Return the lines where the word "sisäpituus" occurs.

ENTRIES SHOWN ▸
————————

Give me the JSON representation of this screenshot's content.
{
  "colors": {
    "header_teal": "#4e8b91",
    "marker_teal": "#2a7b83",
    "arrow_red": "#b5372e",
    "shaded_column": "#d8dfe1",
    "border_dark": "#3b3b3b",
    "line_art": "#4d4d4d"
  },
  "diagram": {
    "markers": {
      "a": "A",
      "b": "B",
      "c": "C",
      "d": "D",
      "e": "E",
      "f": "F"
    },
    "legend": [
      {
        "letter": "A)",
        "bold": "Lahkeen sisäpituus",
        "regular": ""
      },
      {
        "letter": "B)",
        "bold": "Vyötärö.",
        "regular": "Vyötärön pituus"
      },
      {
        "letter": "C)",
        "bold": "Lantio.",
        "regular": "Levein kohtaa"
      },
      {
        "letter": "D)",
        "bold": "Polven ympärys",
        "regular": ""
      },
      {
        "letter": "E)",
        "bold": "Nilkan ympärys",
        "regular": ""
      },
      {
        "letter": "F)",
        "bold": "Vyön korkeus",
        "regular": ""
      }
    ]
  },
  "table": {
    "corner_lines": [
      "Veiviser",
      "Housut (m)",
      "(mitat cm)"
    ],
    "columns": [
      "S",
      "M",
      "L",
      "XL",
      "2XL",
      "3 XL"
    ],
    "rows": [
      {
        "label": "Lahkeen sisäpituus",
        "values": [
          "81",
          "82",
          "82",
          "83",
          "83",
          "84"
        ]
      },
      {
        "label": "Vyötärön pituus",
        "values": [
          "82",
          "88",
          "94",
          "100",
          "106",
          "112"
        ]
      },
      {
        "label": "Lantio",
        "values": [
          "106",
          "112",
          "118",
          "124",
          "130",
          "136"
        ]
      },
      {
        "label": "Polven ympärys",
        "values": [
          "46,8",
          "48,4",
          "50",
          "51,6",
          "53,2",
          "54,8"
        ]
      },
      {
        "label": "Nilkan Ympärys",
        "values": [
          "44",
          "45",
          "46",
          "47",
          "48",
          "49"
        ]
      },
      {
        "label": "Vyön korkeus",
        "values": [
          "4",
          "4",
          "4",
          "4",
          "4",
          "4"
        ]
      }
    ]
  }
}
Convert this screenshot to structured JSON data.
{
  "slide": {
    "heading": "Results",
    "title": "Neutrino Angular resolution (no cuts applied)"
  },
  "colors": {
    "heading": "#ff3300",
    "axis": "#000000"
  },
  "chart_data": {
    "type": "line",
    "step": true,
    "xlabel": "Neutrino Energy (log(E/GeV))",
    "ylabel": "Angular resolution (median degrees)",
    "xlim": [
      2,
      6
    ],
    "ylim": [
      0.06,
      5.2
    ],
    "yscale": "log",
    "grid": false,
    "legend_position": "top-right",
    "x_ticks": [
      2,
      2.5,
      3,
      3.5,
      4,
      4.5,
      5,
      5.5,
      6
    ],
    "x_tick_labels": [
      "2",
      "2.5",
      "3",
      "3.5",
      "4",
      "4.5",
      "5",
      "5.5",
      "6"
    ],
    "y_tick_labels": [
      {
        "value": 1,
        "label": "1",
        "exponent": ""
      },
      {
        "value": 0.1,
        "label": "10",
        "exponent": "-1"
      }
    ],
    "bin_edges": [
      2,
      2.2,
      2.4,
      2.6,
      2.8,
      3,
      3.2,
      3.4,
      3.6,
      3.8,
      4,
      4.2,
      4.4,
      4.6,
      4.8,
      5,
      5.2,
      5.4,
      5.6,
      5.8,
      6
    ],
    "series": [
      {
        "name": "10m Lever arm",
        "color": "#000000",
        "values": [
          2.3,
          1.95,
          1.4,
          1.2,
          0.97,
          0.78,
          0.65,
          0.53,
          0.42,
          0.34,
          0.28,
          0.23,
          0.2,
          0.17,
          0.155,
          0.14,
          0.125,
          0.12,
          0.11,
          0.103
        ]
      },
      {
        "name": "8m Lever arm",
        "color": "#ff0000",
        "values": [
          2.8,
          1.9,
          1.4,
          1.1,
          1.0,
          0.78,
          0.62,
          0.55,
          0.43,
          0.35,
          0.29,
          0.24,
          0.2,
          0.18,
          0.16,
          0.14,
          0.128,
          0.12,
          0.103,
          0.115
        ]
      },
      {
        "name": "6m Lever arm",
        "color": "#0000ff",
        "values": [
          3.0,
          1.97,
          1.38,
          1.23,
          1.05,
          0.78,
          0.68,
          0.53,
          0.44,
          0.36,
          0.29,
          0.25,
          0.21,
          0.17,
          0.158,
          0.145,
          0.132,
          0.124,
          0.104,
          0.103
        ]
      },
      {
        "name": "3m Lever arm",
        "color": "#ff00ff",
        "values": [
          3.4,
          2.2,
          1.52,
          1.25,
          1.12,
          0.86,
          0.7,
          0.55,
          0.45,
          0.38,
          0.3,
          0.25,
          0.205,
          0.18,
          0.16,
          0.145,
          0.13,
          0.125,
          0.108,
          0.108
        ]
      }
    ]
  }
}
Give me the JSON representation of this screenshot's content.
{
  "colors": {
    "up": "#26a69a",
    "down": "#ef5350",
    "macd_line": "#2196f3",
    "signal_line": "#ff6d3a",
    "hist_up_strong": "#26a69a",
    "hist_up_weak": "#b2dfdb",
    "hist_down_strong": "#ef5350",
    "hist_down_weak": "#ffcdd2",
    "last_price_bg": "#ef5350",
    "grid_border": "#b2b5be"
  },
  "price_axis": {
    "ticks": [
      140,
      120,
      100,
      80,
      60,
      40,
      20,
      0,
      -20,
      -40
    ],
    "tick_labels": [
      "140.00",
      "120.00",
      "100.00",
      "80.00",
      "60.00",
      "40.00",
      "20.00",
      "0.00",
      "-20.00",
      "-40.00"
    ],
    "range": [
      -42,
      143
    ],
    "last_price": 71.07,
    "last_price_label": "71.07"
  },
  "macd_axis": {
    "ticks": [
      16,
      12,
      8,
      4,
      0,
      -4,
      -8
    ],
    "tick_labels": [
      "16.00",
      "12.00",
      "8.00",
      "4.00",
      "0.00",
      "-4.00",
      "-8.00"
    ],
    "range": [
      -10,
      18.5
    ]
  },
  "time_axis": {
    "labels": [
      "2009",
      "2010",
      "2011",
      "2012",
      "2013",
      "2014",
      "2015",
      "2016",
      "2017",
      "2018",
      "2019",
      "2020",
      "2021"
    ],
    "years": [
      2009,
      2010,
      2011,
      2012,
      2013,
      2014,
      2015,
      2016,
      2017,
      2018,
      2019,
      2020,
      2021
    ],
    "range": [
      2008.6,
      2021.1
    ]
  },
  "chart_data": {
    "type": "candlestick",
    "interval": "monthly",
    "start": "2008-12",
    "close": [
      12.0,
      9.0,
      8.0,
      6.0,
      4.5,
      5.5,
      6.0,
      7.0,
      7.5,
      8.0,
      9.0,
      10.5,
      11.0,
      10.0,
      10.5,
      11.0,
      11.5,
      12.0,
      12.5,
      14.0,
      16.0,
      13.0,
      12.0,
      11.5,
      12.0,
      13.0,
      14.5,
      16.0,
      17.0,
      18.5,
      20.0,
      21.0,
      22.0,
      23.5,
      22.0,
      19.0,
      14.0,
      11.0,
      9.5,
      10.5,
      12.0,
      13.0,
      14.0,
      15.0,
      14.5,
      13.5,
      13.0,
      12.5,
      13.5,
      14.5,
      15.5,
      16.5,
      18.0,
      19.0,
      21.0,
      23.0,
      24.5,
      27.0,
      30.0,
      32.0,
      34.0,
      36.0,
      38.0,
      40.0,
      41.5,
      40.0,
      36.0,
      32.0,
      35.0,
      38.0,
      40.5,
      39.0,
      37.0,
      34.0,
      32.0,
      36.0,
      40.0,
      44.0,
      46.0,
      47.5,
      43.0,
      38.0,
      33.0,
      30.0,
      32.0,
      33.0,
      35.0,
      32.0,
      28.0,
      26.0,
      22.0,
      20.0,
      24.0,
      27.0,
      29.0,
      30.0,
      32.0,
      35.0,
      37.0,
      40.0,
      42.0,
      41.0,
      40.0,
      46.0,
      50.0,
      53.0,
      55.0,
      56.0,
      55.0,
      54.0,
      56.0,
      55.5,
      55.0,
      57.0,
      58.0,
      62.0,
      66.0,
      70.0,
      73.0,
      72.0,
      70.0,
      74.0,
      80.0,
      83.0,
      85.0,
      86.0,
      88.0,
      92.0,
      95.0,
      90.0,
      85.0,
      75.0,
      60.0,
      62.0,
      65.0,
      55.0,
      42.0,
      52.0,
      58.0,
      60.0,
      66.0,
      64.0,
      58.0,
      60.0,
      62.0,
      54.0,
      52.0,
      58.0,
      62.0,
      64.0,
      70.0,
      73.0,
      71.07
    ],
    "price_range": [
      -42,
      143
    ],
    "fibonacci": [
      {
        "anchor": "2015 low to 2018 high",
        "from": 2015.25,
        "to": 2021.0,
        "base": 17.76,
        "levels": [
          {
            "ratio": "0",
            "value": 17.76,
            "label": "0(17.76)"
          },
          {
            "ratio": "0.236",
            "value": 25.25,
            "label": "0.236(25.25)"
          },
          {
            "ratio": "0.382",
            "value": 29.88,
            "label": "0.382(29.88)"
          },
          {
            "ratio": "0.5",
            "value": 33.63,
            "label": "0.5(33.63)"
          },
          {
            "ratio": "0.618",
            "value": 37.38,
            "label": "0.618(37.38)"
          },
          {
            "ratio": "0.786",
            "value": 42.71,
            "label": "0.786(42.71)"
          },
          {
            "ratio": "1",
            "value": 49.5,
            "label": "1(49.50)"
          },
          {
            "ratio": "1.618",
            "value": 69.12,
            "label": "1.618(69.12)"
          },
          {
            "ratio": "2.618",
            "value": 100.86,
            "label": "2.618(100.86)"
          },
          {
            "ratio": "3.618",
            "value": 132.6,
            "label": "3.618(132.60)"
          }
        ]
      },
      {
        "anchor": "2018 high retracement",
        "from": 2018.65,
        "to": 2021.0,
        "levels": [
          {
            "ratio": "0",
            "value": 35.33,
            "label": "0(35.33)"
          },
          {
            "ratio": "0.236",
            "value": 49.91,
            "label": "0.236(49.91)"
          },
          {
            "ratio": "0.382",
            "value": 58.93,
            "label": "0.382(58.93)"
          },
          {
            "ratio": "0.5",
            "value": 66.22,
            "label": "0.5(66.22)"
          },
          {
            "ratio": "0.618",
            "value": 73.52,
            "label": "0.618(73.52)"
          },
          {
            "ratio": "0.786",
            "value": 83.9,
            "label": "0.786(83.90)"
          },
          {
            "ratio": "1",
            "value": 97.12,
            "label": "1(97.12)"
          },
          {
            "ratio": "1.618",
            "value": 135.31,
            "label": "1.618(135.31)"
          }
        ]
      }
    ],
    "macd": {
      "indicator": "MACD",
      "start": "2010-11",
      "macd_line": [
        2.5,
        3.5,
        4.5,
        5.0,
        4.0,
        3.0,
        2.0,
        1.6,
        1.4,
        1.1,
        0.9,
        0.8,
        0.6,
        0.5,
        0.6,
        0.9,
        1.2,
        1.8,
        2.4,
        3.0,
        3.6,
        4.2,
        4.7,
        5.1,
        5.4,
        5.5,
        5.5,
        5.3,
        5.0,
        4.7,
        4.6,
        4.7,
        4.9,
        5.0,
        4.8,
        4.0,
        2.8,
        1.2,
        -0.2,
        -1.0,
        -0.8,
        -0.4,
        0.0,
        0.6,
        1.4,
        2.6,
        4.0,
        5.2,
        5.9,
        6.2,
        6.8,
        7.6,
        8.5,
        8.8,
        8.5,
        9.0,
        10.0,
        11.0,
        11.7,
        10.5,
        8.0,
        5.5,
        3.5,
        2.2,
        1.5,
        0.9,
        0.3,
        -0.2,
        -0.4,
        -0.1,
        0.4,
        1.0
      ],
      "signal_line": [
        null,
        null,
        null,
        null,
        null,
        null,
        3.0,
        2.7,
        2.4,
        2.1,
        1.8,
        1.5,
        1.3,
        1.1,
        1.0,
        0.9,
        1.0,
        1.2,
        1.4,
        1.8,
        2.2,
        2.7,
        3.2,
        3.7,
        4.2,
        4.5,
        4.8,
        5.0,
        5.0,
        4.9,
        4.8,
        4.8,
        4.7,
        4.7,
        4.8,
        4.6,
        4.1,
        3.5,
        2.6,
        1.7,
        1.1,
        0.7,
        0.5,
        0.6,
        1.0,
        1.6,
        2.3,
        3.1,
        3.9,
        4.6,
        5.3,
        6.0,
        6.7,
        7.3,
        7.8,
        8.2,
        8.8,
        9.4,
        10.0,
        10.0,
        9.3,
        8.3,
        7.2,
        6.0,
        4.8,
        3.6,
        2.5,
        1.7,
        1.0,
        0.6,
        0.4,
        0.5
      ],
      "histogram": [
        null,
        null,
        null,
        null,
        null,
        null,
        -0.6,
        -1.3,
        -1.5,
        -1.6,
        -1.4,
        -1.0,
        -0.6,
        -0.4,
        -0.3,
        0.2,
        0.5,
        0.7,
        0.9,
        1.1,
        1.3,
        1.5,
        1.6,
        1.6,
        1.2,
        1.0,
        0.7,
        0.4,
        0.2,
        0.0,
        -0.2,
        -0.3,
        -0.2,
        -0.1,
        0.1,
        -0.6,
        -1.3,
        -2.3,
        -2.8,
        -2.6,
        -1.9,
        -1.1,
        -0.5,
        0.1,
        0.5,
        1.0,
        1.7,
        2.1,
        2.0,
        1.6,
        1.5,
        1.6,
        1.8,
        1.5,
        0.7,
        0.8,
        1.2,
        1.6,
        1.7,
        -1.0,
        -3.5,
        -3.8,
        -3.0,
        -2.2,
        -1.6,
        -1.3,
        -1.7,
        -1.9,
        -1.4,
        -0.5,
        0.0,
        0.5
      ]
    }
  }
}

————————

PROBLEM SOLUTION ▸
        "bold": "Lahkeen sisäpituus",
        "label": "Lahkeen sisäpituus",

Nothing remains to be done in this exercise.